*Stated task*: Locate the string "this" in the listing below. Copy every line where it is found.

A block of data
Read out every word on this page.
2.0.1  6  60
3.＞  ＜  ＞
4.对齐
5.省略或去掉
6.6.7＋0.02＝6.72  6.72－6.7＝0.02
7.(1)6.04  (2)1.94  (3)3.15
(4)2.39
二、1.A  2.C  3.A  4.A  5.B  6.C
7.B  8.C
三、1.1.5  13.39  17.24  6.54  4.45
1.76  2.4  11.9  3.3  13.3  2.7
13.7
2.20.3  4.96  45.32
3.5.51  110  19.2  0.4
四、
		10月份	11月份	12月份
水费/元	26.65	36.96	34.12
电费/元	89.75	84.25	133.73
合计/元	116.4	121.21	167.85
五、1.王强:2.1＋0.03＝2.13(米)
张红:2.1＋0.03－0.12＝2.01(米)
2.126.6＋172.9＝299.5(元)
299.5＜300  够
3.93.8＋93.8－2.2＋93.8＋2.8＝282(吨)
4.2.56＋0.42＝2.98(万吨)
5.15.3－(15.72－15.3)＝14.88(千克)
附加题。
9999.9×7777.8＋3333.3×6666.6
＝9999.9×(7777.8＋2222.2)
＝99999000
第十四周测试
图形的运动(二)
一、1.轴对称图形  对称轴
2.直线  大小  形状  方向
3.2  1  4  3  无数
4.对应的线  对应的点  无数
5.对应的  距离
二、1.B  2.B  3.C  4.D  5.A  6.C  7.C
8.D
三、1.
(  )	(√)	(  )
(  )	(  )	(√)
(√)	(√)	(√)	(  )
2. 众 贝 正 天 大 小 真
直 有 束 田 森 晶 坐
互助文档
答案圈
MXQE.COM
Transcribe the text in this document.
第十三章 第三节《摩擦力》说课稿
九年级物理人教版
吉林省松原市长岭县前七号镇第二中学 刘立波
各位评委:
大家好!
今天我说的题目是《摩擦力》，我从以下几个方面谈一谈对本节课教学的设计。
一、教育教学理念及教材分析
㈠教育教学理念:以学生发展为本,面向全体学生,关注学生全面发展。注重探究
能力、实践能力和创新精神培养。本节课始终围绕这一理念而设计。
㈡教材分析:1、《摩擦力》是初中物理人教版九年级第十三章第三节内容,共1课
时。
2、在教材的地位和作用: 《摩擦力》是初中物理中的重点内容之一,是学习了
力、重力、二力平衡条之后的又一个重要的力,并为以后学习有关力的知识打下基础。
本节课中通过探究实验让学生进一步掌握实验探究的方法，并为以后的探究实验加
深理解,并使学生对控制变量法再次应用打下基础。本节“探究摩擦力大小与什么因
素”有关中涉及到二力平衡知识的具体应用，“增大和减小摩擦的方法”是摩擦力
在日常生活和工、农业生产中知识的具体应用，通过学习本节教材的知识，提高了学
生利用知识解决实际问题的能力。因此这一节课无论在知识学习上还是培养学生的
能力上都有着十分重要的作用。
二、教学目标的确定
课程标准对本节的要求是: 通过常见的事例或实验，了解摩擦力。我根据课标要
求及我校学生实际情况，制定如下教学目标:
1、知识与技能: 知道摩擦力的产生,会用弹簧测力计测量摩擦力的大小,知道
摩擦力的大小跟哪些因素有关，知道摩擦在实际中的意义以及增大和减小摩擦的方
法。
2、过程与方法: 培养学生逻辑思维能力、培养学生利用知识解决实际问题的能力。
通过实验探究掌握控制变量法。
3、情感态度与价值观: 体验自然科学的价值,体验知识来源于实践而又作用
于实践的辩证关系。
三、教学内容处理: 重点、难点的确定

*Task response*:
Read out every word on this page.
Transcribe the text in this document.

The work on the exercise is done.